TEXTO FORNECIDO ->

● ● ● ● ●

Rondônia inteira 40 anos, é próspera, e guarda marcas do sofrimento


kim BR-364 - Gente de Opinião
kim BR-364

Hoje, 22 de dezembro, o estado mais próspero da Amazônia Ocidental Brasileira completa quatro décadas de vida. Neste dia, 40 anos atrás, a Lei Complementar nº 41 aprovada pela Câmara dos Deputados e sancionada em Brasília pelo presidente da República, João Baptista de Oliveira Figueiredo, criava a 23ª unidade federativa brasileira, oficialmente instalada em 4 de janeiro de 1982.

Só quatro anos depois de o estado ser criado Rondônia alcançou seu primeiro milhão de habitantes. Era 1985, e de lá para cá se passaram 36 anos, tempo em que o IBGE informa que chegaram de longe ou aqui nasceram mais 815 mil pessoas. A população atual supera 1,8 milhão.

● ● ● ● ●

REGISTROS DE DADOS ->
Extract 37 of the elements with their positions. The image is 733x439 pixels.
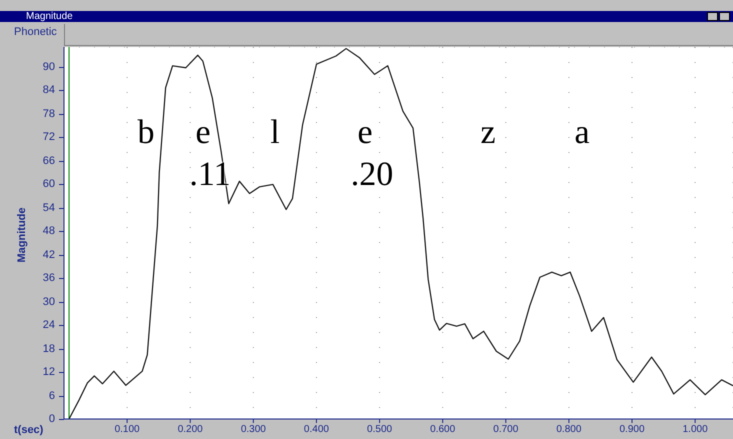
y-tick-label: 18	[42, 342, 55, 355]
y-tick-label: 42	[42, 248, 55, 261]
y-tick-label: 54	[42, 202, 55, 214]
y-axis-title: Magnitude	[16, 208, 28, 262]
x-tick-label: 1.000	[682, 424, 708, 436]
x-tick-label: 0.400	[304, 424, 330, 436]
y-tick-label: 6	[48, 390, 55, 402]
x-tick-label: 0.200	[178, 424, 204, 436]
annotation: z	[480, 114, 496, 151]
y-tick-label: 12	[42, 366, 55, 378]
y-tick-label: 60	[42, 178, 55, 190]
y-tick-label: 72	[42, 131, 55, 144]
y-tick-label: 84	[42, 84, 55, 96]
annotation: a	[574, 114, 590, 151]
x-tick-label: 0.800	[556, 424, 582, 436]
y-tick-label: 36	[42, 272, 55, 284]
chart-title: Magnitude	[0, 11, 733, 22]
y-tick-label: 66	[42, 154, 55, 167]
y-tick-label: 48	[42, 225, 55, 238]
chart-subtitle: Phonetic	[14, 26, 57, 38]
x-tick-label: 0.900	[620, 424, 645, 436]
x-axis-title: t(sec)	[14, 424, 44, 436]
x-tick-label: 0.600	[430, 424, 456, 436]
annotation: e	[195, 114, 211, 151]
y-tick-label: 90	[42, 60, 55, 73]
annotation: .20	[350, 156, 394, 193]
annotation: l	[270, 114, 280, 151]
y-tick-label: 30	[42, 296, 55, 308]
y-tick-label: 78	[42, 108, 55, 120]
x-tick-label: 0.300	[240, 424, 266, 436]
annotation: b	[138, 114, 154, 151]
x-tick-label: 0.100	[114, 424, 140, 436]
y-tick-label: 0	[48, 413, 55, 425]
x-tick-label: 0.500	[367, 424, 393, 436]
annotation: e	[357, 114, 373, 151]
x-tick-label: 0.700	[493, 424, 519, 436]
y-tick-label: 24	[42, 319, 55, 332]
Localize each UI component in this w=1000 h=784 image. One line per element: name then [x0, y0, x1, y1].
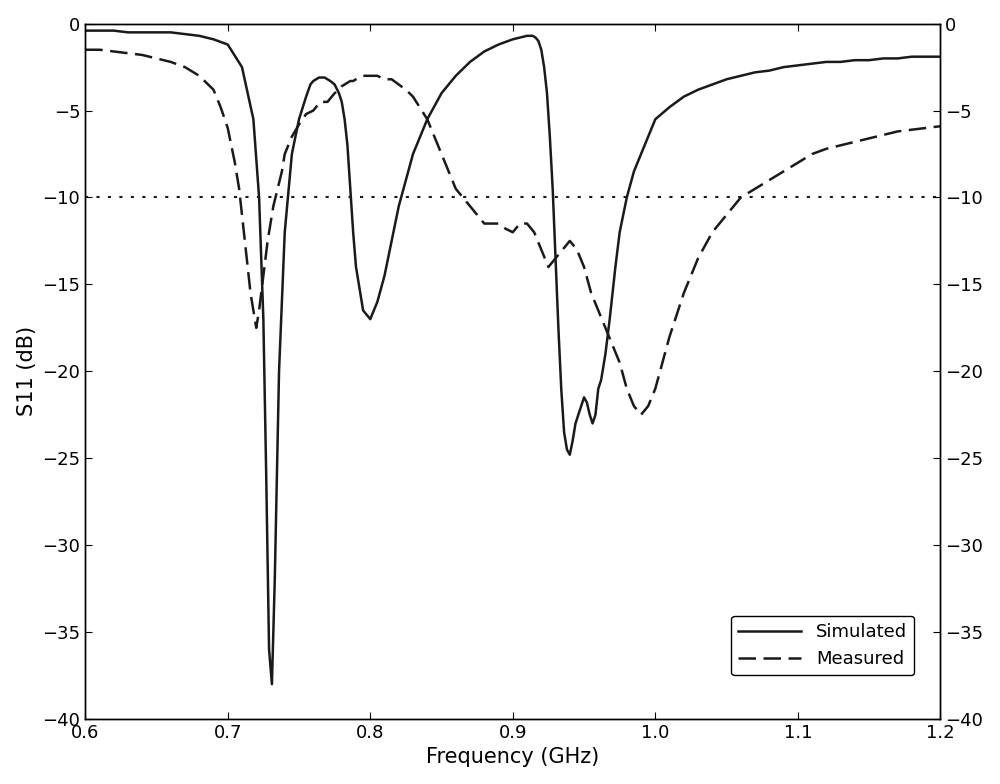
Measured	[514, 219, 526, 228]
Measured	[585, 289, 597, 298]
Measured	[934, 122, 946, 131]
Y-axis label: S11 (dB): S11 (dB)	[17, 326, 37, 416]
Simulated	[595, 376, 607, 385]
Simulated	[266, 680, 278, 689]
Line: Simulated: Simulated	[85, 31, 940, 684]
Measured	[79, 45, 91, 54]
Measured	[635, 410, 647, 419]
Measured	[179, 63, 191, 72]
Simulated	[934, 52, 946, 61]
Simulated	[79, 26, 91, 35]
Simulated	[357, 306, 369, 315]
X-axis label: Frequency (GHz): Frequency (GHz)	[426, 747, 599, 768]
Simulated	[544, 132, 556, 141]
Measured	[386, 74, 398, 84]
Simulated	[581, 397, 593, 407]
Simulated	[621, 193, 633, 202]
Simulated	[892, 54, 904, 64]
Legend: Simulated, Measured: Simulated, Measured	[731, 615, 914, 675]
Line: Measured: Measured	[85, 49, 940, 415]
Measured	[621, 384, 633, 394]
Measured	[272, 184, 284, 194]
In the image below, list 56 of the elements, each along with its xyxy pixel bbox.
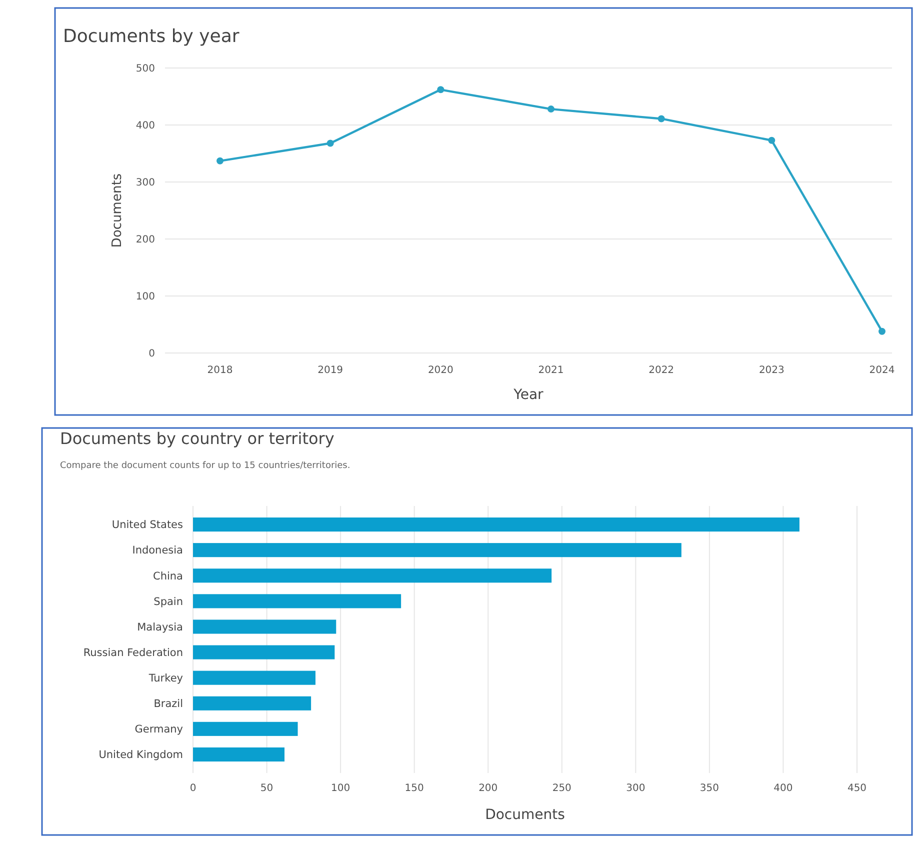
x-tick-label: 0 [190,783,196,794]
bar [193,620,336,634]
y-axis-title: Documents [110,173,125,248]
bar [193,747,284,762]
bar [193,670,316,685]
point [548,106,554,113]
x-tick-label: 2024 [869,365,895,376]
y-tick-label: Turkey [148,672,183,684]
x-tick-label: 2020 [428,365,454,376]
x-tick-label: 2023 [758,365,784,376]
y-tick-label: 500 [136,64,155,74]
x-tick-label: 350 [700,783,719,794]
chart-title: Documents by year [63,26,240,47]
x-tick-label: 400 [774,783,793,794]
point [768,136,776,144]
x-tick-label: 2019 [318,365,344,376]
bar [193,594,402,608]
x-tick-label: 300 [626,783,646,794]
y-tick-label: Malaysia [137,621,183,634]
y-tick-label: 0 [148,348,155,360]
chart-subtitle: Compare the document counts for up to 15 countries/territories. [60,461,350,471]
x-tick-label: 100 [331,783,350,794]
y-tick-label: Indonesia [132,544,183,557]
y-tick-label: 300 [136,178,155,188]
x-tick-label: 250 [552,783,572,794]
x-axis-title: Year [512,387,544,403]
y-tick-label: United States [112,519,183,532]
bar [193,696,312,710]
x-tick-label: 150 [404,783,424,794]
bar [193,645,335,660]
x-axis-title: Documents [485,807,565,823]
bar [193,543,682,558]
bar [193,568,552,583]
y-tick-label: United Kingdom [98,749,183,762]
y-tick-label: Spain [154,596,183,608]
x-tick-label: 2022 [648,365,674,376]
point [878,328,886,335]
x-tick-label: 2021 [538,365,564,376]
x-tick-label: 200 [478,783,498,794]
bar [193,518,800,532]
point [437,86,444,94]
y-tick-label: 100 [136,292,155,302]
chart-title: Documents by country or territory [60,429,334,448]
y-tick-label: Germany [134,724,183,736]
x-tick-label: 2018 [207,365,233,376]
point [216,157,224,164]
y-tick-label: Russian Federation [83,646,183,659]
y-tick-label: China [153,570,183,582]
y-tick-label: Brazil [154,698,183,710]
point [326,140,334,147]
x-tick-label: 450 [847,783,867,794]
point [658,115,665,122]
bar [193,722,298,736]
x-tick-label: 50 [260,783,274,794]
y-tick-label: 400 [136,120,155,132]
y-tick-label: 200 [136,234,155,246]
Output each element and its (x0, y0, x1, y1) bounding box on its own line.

● ● ● ● ●

REQUISITOS DO EXERCÍCIO ->
**a.** Traduza para o inglês a seguinte frase do texto sobre Rondônia: "A população atual supera 1,8 milhão."
**b.** Redigite sem alterações o trecho do texto sobre Rondônia que vai de "Só quatro anos" até "supera 1,8 milhão.", inclusive.
Este material provém de uma fonte diferente da do texto.

RESULTADOS POR TAREFA ->
**a.** The current population exceeds 1.8 million.

**b.**
Só quatro anos depois de o estado ser criado Rondônia alcançou seu primeiro milhão de habitantes. Era 1985, e de lá para cá se passaram 36 anos, tempo em que o IBGE informa que chegaram de longe ou aqui nasceram mais 815 mil pessoas. A população atual supera 1,8 milhão.